** begin Listed entries **

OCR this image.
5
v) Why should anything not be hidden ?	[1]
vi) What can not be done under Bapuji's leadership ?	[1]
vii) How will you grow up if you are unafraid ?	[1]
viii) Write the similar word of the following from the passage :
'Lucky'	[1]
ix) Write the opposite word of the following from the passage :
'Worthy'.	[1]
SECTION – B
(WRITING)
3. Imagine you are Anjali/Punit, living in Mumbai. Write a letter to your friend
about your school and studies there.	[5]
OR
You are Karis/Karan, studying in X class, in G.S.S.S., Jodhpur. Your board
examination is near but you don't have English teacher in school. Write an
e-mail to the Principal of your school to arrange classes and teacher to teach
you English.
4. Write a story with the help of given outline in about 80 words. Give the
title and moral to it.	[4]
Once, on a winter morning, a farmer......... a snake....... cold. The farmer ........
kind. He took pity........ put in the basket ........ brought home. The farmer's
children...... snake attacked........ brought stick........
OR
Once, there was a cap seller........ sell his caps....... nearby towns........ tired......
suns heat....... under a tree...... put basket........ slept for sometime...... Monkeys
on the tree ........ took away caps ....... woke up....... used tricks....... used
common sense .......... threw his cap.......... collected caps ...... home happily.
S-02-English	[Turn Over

** end Listed entries **

_Written task:_ Word for word, write out all of the data above.

_Output for this task:_
OCR this image.
5
v) Why should anything not be hidden ?	[1]
vi) What can not be done under Bapuji's leadership ?	[1]
vii) How will you grow up if you are unafraid ?	[1]
viii) Write the similar word of the following from the passage :
'Lucky'	[1]
ix) Write the opposite word of the following from the passage :
'Worthy'.	[1]
SECTION – B
(WRITING)
3. Imagine you are Anjali/Punit, living in Mumbai. Write a letter to your friend
about your school and studies there.	[5]
OR
You are Karis/Karan, studying in X class, in G.S.S.S., Jodhpur. Your board
examination is near but you don't have English teacher in school. Write an
e-mail to the Principal of your school to arrange classes and teacher to teach
you English.
4. Write a story with the help of given outline in about 80 words. Give the
title and moral to it.	[4]
Once, on a winter morning, a farmer......... a snake....... cold. The farmer ........
kind. He took pity........ put in the basket ........ brought home. The farmer's
children...... snake attacked........ brought stick........
OR
Once, there was a cap seller........ sell his caps....... nearby towns........ tired......
suns heat....... under a tree...... put basket........ slept for sometime...... Monkeys
on the tree ........ took away caps ....... woke up....... used tricks....... used
common sense .......... threw his cap.......... collected caps ...... home happily.
S-02-English	[Turn Over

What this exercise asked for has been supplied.